(What is asked):
Restate all of the entries exactly, dropping any pictures they hold.

====

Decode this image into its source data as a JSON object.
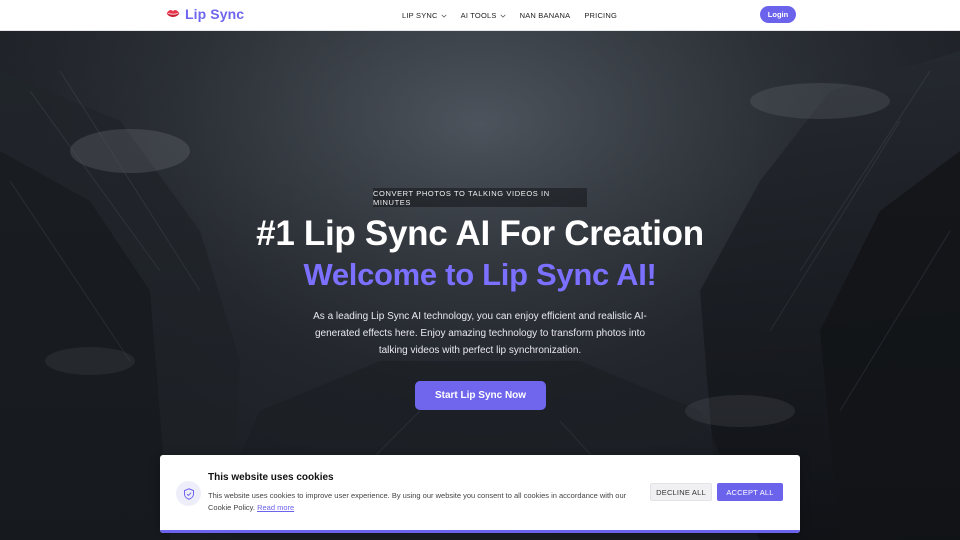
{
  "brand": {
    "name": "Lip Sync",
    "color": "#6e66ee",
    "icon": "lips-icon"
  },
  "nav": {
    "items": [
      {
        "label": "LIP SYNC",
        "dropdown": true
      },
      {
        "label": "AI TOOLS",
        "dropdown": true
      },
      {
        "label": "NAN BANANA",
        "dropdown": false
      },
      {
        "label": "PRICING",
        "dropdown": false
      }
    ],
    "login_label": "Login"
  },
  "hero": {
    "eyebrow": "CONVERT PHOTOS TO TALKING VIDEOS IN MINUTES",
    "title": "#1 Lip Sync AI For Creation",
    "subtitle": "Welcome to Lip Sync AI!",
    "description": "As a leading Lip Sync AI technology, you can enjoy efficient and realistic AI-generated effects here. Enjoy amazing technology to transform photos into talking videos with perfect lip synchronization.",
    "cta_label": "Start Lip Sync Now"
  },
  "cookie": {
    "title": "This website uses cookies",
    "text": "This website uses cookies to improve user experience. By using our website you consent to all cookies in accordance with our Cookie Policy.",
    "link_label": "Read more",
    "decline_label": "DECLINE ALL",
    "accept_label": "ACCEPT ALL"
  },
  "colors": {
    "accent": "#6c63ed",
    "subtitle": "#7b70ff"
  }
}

====

(Response to the task):
Decode this image into its source data as a JSON object.
{
  "brand": {
    "name": "Lip Sync",
    "color": "#6e66ee",
    "icon": "lips-icon"
  },
  "nav": {
    "items": [
      {
        "label": "LIP SYNC",
        "dropdown": true
      },
      {
        "label": "AI TOOLS",
        "dropdown": true
      },
      {
        "label": "NAN BANANA",
        "dropdown": false
      },
      {
        "label": "PRICING",
        "dropdown": false
      }
    ],
    "login_label": "Login"
  },
  "hero": {
    "eyebrow": "CONVERT PHOTOS TO TALKING VIDEOS IN MINUTES",
    "title": "#1 Lip Sync AI For Creation",
    "subtitle": "Welcome to Lip Sync AI!",
    "description": "As a leading Lip Sync AI technology, you can enjoy efficient and realistic AI-generated effects here. Enjoy amazing technology to transform photos into talking videos with perfect lip synchronization.",
    "cta_label": "Start Lip Sync Now"
  },
  "cookie": {
    "title": "This website uses cookies",
    "text": "This website uses cookies to improve user experience. By using our website you consent to all cookies in accordance with our Cookie Policy.",
    "link_label": "Read more",
    "decline_label": "DECLINE ALL",
    "accept_label": "ACCEPT ALL"
  },
  "colors": {
    "accent": "#6c63ed",
    "subtitle": "#7b70ff"
  }
}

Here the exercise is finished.